• _Task description_: Repeat the records below exactly as they appear.

--- start Stored data ---

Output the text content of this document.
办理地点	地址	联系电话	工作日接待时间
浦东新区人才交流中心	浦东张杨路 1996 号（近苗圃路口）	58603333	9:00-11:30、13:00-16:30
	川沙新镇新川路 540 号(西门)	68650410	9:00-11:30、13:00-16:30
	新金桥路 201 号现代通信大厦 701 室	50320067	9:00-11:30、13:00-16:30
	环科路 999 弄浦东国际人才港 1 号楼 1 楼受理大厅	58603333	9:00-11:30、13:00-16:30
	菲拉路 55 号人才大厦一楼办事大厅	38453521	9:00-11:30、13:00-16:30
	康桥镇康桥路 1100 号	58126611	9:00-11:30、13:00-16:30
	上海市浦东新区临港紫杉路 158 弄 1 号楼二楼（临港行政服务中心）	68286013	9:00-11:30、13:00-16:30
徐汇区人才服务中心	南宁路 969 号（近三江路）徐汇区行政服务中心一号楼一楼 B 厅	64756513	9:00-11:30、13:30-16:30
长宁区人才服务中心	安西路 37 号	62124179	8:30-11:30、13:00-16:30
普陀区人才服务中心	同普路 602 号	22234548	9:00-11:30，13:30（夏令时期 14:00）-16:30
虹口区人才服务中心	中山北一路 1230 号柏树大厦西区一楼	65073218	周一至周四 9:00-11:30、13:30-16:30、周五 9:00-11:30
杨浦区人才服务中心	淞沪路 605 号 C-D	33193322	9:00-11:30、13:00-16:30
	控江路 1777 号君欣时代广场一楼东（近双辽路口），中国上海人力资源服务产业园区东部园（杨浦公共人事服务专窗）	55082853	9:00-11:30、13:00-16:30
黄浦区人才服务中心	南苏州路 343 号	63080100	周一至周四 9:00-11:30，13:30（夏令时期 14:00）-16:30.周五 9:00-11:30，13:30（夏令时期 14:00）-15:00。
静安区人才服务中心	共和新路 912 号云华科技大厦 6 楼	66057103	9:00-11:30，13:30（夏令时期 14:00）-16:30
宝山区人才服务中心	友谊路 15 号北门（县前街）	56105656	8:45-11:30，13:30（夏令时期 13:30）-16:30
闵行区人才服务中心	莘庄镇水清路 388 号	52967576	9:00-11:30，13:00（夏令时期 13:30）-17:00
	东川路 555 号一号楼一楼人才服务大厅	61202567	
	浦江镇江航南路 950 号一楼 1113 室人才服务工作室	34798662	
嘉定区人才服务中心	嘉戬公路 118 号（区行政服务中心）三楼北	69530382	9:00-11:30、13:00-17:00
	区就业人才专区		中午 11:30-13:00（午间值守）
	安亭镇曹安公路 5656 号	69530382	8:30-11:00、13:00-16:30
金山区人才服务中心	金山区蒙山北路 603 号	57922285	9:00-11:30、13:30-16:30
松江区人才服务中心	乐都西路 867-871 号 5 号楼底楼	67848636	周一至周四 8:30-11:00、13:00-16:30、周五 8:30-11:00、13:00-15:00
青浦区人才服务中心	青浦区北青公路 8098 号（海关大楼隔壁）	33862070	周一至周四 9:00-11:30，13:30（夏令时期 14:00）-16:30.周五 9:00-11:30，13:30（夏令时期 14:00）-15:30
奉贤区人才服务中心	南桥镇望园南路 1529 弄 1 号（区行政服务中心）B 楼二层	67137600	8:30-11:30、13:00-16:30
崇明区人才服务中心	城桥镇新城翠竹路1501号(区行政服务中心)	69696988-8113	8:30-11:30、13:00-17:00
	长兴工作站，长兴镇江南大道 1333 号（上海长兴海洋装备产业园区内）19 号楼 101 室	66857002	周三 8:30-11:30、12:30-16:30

--- end Stored data ---

• _Exercise answer_:
Output the text content of this document.
办理地点	地址	联系电话	工作日接待时间
浦东新区人才交流中心	浦东张杨路 1996 号（近苗圃路口）	58603333	9:00-11:30、13:00-16:30
	川沙新镇新川路 540 号(西门)	68650410	9:00-11:30、13:00-16:30
	新金桥路 201 号现代通信大厦 701 室	50320067	9:00-11:30、13:00-16:30
	环科路 999 弄浦东国际人才港 1 号楼 1 楼受理大厅	58603333	9:00-11:30、13:00-16:30
	菲拉路 55 号人才大厦一楼办事大厅	38453521	9:00-11:30、13:00-16:30
	康桥镇康桥路 1100 号	58126611	9:00-11:30、13:00-16:30
	上海市浦东新区临港紫杉路 158 弄 1 号楼二楼（临港行政服务中心）	68286013	9:00-11:30、13:00-16:30
徐汇区人才服务中心	南宁路 969 号（近三江路）徐汇区行政服务中心一号楼一楼 B 厅	64756513	9:00-11:30、13:30-16:30
长宁区人才服务中心	安西路 37 号	62124179	8:30-11:30、13:00-16:30
普陀区人才服务中心	同普路 602 号	22234548	9:00-11:30，13:30（夏令时期 14:00）-16:30
虹口区人才服务中心	中山北一路 1230 号柏树大厦西区一楼	65073218	周一至周四 9:00-11:30、13:30-16:30、周五 9:00-11:30
杨浦区人才服务中心	淞沪路 605 号 C-D	33193322	9:00-11:30、13:00-16:30
	控江路 1777 号君欣时代广场一楼东（近双辽路口），中国上海人力资源服务产业园区东部园（杨浦公共人事服务专窗）	55082853	9:00-11:30、13:00-16:30
黄浦区人才服务中心	南苏州路 343 号	63080100	周一至周四 9:00-11:30，13:30（夏令时期 14:00）-16:30.周五 9:00-11:30，13:30（夏令时期 14:00）-15:00。
静安区人才服务中心	共和新路 912 号云华科技大厦 6 楼	66057103	9:00-11:30，13:30（夏令时期 14:00）-16:30
宝山区人才服务中心	友谊路 15 号北门（县前街）	56105656	8:45-11:30，13:30（夏令时期 13:30）-16:30
闵行区人才服务中心	莘庄镇水清路 388 号	52967576	9:00-11:30，13:00（夏令时期 13:30）-17:00
	东川路 555 号一号楼一楼人才服务大厅	61202567	
	浦江镇江航南路 950 号一楼 1113 室人才服务工作室	34798662	
嘉定区人才服务中心	嘉戬公路 118 号（区行政服务中心）三楼北	69530382	9:00-11:30、13:00-17:00
	区就业人才专区		中午 11:30-13:00（午间值守）
	安亭镇曹安公路 5656 号	69530382	8:30-11:00、13:00-16:30
金山区人才服务中心	金山区蒙山北路 603 号	57922285	9:00-11:30、13:30-16:30
松江区人才服务中心	乐都西路 867-871 号 5 号楼底楼	67848636	周一至周四 8:30-11:00、13:00-16:30、周五 8:30-11:00、13:00-15:00
青浦区人才服务中心	青浦区北青公路 8098 号（海关大楼隔壁）	33862070	周一至周四 9:00-11:30，13:30（夏令时期 14:00）-16:30.周五 9:00-11:30，13:30（夏令时期 14:00）-15:30
奉贤区人才服务中心	南桥镇望园南路 1529 弄 1 号（区行政服务中心）B 楼二层	67137600	8:30-11:30、13:00-16:30
崇明区人才服务中心	城桥镇新城翠竹路1501号(区行政服务中心)	69696988-8113	8:30-11:30、13:00-17:00
	长兴工作站，长兴镇江南大道 1333 号（上海长兴海洋装备产业园区内）19 号楼 101 室	66857002	周三 8:30-11:30、12:30-16:30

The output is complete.